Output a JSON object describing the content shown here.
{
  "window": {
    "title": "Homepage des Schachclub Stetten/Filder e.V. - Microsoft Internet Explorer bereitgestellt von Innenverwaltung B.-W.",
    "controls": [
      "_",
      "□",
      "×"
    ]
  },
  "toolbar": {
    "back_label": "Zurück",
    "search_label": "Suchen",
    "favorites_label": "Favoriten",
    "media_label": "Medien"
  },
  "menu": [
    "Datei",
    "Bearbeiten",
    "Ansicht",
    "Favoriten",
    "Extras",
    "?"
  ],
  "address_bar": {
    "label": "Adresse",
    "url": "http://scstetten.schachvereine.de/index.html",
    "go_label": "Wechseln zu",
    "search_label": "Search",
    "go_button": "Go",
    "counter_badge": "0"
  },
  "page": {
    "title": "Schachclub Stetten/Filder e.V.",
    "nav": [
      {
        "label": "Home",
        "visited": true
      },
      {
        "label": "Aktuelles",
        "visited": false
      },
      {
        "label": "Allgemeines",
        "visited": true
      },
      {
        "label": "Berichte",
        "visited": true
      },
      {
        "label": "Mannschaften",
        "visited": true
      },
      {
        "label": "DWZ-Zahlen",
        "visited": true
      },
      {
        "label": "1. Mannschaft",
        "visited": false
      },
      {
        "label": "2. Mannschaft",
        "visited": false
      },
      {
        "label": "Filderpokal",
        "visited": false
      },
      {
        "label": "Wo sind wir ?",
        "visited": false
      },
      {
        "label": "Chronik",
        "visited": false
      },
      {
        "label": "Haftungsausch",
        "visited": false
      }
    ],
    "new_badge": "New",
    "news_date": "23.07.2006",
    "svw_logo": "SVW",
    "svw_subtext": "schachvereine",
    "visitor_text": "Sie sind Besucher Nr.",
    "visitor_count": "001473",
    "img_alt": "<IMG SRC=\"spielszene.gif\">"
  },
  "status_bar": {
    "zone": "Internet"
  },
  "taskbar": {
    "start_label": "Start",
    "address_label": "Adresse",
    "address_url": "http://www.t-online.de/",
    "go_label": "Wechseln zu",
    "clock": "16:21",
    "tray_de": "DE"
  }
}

▶ _Task_: Give back the whole listing exactly as it reads.

▶ _The output_:
Output a JSON object describing the content shown here.
{
  "window": {
    "title": "Homepage des Schachclub Stetten/Filder e.V. - Microsoft Internet Explorer bereitgestellt von Innenverwaltung B.-W.",
    "controls": [
      "_",
      "□",
      "×"
    ]
  },
  "toolbar": {
    "back_label": "Zurück",
    "search_label": "Suchen",
    "favorites_label": "Favoriten",
    "media_label": "Medien"
  },
  "menu": [
    "Datei",
    "Bearbeiten",
    "Ansicht",
    "Favoriten",
    "Extras",
    "?"
  ],
  "address_bar": {
    "label": "Adresse",
    "url": "http://scstetten.schachvereine.de/index.html",
    "go_label": "Wechseln zu",
    "search_label": "Search",
    "go_button": "Go",
    "counter_badge": "0"
  },
  "page": {
    "title": "Schachclub Stetten/Filder e.V.",
    "nav": [
      {
        "label": "Home",
        "visited": true
      },
      {
        "label": "Aktuelles",
        "visited": false
      },
      {
        "label": "Allgemeines",
        "visited": true
      },
      {
        "label": "Berichte",
        "visited": true
      },
      {
        "label": "Mannschaften",
        "visited": true
      },
      {
        "label": "DWZ-Zahlen",
        "visited": true
      },
      {
        "label": "1. Mannschaft",
        "visited": false
      },
      {
        "label": "2. Mannschaft",
        "visited": false
      },
      {
        "label": "Filderpokal",
        "visited": false
      },
      {
        "label": "Wo sind wir ?",
        "visited": false
      },
      {
        "label": "Chronik",
        "visited": false
      },
      {
        "label": "Haftungsausch",
        "visited": false
      }
    ],
    "new_badge": "New",
    "news_date": "23.07.2006",
    "svw_logo": "SVW",
    "svw_subtext": "schachvereine",
    "visitor_text": "Sie sind Besucher Nr.",
    "visitor_count": "001473",
    "img_alt": "<IMG SRC=\"spielszene.gif\">"
  },
  "status_bar": {
    "zone": "Internet"
  },
  "taskbar": {
    "start_label": "Start",
    "address_label": "Adresse",
    "address_url": "http://www.t-online.de/",
    "go_label": "Wechseln zu",
    "clock": "16:21",
    "tray_de": "DE"
  }
}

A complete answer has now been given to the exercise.